### Your task:
Output all the entries word for word. Omit the pictures.

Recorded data
>>

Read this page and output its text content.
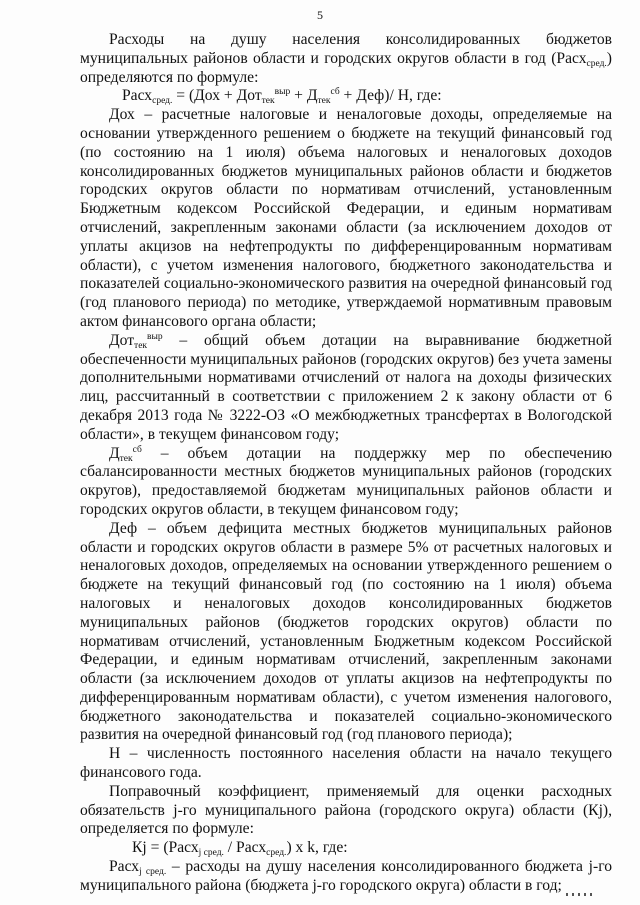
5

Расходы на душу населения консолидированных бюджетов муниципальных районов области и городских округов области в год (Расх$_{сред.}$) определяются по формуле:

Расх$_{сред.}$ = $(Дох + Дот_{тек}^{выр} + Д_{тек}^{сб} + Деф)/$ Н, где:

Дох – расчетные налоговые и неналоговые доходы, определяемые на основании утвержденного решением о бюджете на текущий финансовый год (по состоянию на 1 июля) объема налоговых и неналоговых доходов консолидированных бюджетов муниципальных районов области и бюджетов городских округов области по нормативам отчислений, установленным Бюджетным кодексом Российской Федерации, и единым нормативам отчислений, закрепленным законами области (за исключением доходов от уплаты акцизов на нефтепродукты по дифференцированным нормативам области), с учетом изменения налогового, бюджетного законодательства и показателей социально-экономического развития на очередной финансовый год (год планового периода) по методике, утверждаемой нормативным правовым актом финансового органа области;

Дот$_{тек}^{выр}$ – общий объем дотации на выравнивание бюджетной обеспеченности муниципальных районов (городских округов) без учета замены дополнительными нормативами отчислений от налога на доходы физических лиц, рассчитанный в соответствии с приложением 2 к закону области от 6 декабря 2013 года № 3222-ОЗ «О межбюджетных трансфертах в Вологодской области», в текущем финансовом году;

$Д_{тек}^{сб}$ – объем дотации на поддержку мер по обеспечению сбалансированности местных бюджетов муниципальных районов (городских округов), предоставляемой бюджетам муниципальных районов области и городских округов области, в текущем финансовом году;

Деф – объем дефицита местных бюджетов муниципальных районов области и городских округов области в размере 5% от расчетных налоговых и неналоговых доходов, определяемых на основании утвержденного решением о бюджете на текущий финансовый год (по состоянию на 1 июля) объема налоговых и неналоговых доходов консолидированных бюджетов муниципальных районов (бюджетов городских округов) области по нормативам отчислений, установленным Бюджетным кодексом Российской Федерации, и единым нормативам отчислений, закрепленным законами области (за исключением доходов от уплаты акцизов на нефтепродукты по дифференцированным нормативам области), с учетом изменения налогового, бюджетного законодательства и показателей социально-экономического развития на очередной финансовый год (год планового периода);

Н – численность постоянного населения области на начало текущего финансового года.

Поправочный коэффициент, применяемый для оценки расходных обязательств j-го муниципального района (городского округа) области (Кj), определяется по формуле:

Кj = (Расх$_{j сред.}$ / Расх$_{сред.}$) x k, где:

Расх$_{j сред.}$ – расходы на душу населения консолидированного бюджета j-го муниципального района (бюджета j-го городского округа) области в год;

<<

### Task result:
Read this page and output its text content.
5

Расходы на душу населения консолидированных бюджетов муниципальных районов области и городских округов области в год (Расх$_{сред.}$) определяются по формуле:

Расх$_{сред.}$ = $(Дох + Дот_{тек}^{выр} + Д_{тек}^{сб} + Деф)/$ Н, где:

Дох – расчетные налоговые и неналоговые доходы, определяемые на основании утвержденного решением о бюджете на текущий финансовый год (по состоянию на 1 июля) объема налоговых и неналоговых доходов консолидированных бюджетов муниципальных районов области и бюджетов городских округов области по нормативам отчислений, установленным Бюджетным кодексом Российской Федерации, и единым нормативам отчислений, закрепленным законами области (за исключением доходов от уплаты акцизов на нефтепродукты по дифференцированным нормативам области), с учетом изменения налогового, бюджетного законодательства и показателей социально-экономического развития на очередной финансовый год (год планового периода) по методике, утверждаемой нормативным правовым актом финансового органа области;

Дот$_{тек}^{выр}$ – общий объем дотации на выравнивание бюджетной обеспеченности муниципальных районов (городских округов) без учета замены дополнительными нормативами отчислений от налога на доходы физических лиц, рассчитанный в соответствии с приложением 2 к закону области от 6 декабря 2013 года № 3222-ОЗ «О межбюджетных трансфертах в Вологодской области», в текущем финансовом году;

$Д_{тек}^{сб}$ – объем дотации на поддержку мер по обеспечению сбалансированности местных бюджетов муниципальных районов (городских округов), предоставляемой бюджетам муниципальных районов области и городских округов области, в текущем финансовом году;

Деф – объем дефицита местных бюджетов муниципальных районов области и городских округов области в размере 5% от расчетных налоговых и неналоговых доходов, определяемых на основании утвержденного решением о бюджете на текущий финансовый год (по состоянию на 1 июля) объема налоговых и неналоговых доходов консолидированных бюджетов муниципальных районов (бюджетов городских округов) области по нормативам отчислений, установленным Бюджетным кодексом Российской Федерации, и единым нормативам отчислений, закрепленным законами области (за исключением доходов от уплаты акцизов на нефтепродукты по дифференцированным нормативам области), с учетом изменения налогового, бюджетного законодательства и показателей социально-экономического развития на очередной финансовый год (год планового периода);

Н – численность постоянного населения области на начало текущего финансового года.

Поправочный коэффициент, применяемый для оценки расходных обязательств j-го муниципального района (городского округа) области (Кj), определяется по формуле:

Кj = (Расх$_{j сред.}$ / Расх$_{сред.}$) x k, где:

Расх$_{j сред.}$ – расходы на душу населения консолидированного бюджета j-го муниципального района (бюджета j-го городского округа) области в год;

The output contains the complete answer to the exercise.